*GIVEN EXERCISE*
Set down the full listing exactly as given. Any pictures are to be left out.

*THE INPUT*

--- start ---

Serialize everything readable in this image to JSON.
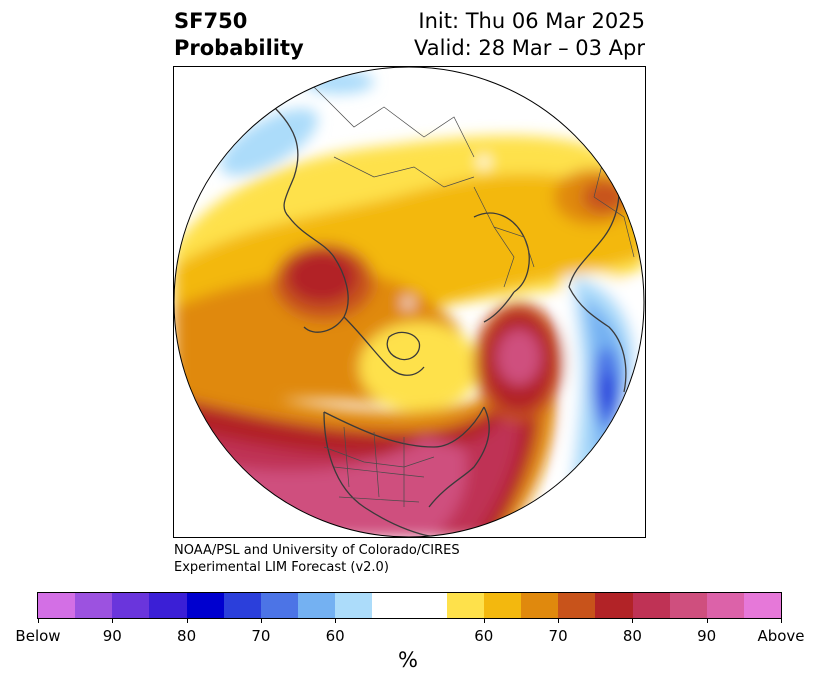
{
  "header": {
    "title_line1": "SF750",
    "title_line2": "Probability",
    "init_text": "Init: Thu 06 Mar 2025",
    "valid_text": "Valid: 28 Mar – 03 Apr"
  },
  "credit": {
    "line1": "NOAA/PSL and University of Colorado/CIRES",
    "line2": "Experimental LIM Forecast (v2.0)"
  },
  "map": {
    "projection": "north-polar-stereographic",
    "boundary": "circular",
    "features": [
      "coastlines",
      "country-borders",
      "us-state-borders"
    ]
  },
  "colorbar": {
    "unit_label": "%",
    "colors": [
      "#d36fe5",
      "#9c52e0",
      "#6a35dc",
      "#3b1fd6",
      "#0000cf",
      "#2b3fdb",
      "#4c74e6",
      "#74b1f2",
      "#acdcfa",
      "#ffffff",
      "#ffffff",
      "#fee14b",
      "#f3b80e",
      "#e0890d",
      "#c8531b",
      "#b22327",
      "#bf3255",
      "#cf4f7e",
      "#dc62a9",
      "#e678d9"
    ],
    "tick_labels": [
      "Below",
      "90",
      "80",
      "70",
      "60",
      "60",
      "70",
      "80",
      "90",
      "Above"
    ]
  },
  "legend_palette": {
    "below_strong": "#3b1fd6",
    "below_light": "#acdcfa",
    "above_light": "#fee14b",
    "above_mid": "#e0890d",
    "above_strong": "#b22327",
    "above_max": "#cf4f7e"
  }
}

--- end ---

*COMPLETED TASK*
Serialize everything readable in this image to JSON.
{
  "header": {
    "title_line1": "SF750",
    "title_line2": "Probability",
    "init_text": "Init: Thu 06 Mar 2025",
    "valid_text": "Valid: 28 Mar – 03 Apr"
  },
  "credit": {
    "line1": "NOAA/PSL and University of Colorado/CIRES",
    "line2": "Experimental LIM Forecast (v2.0)"
  },
  "map": {
    "projection": "north-polar-stereographic",
    "boundary": "circular",
    "features": [
      "coastlines",
      "country-borders",
      "us-state-borders"
    ]
  },
  "colorbar": {
    "unit_label": "%",
    "colors": [
      "#d36fe5",
      "#9c52e0",
      "#6a35dc",
      "#3b1fd6",
      "#0000cf",
      "#2b3fdb",
      "#4c74e6",
      "#74b1f2",
      "#acdcfa",
      "#ffffff",
      "#ffffff",
      "#fee14b",
      "#f3b80e",
      "#e0890d",
      "#c8531b",
      "#b22327",
      "#bf3255",
      "#cf4f7e",
      "#dc62a9",
      "#e678d9"
    ],
    "tick_labels": [
      "Below",
      "90",
      "80",
      "70",
      "60",
      "60",
      "70",
      "80",
      "90",
      "Above"
    ]
  },
  "legend_palette": {
    "below_strong": "#3b1fd6",
    "below_light": "#acdcfa",
    "above_light": "#fee14b",
    "above_mid": "#e0890d",
    "above_strong": "#b22327",
    "above_max": "#cf4f7e"
  }
}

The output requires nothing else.